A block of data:
━━━━━━━━━━━━━━━━━━━━━━━━━━━━━━

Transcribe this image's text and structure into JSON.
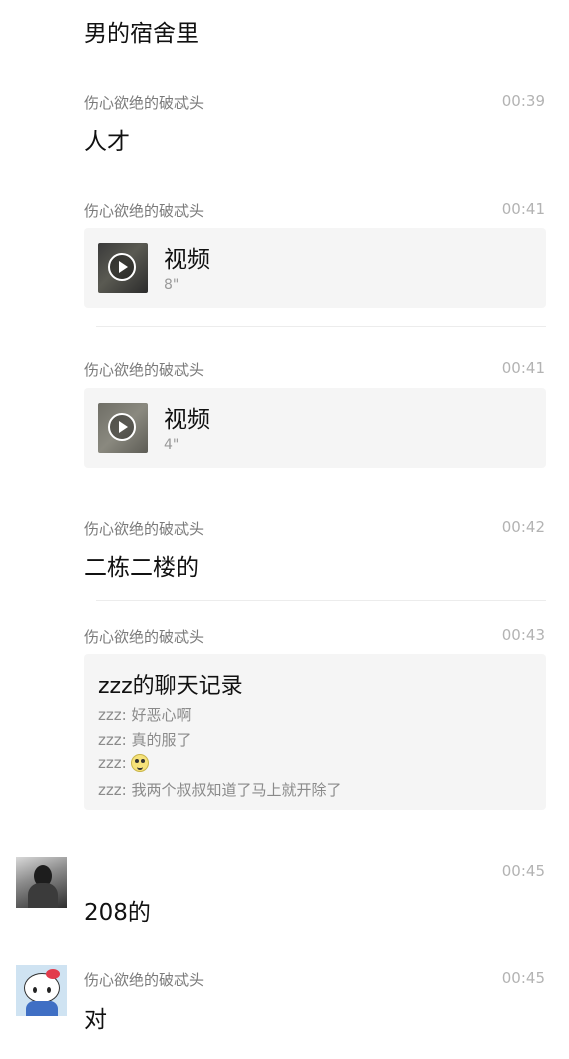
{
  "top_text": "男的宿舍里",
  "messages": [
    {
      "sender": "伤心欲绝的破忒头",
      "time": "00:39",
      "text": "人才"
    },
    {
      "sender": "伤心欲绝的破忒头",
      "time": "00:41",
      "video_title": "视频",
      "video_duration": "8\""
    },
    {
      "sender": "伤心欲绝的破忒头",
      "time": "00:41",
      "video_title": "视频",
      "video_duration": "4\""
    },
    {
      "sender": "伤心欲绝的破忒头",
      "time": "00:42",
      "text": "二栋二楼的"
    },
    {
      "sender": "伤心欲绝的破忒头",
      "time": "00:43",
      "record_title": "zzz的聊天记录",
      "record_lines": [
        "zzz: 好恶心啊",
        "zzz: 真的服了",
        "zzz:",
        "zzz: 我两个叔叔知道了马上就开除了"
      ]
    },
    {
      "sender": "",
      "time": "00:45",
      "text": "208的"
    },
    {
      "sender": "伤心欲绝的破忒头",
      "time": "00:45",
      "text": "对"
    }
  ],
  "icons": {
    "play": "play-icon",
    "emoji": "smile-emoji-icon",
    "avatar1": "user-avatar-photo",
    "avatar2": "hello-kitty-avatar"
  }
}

━━━━━━━━━━━━━━━━━━━━━━━━━━━━━━

Required task
Copy all the records above exactly, but leave out the pictures.

Solution for this problem
Transcribe this image's text and structure into JSON.
{
  "top_text": "男的宿舍里",
  "messages": [
    {
      "sender": "伤心欲绝的破忒头",
      "time": "00:39",
      "text": "人才"
    },
    {
      "sender": "伤心欲绝的破忒头",
      "time": "00:41",
      "video_title": "视频",
      "video_duration": "8\""
    },
    {
      "sender": "伤心欲绝的破忒头",
      "time": "00:41",
      "video_title": "视频",
      "video_duration": "4\""
    },
    {
      "sender": "伤心欲绝的破忒头",
      "time": "00:42",
      "text": "二栋二楼的"
    },
    {
      "sender": "伤心欲绝的破忒头",
      "time": "00:43",
      "record_title": "zzz的聊天记录",
      "record_lines": [
        "zzz: 好恶心啊",
        "zzz: 真的服了",
        "zzz:",
        "zzz: 我两个叔叔知道了马上就开除了"
      ]
    },
    {
      "sender": "",
      "time": "00:45",
      "text": "208的"
    },
    {
      "sender": "伤心欲绝的破忒头",
      "time": "00:45",
      "text": "对"
    }
  ],
  "icons": {
    "play": "play-icon",
    "emoji": "smile-emoji-icon",
    "avatar1": "user-avatar-photo",
    "avatar2": "hello-kitty-avatar"
  }
}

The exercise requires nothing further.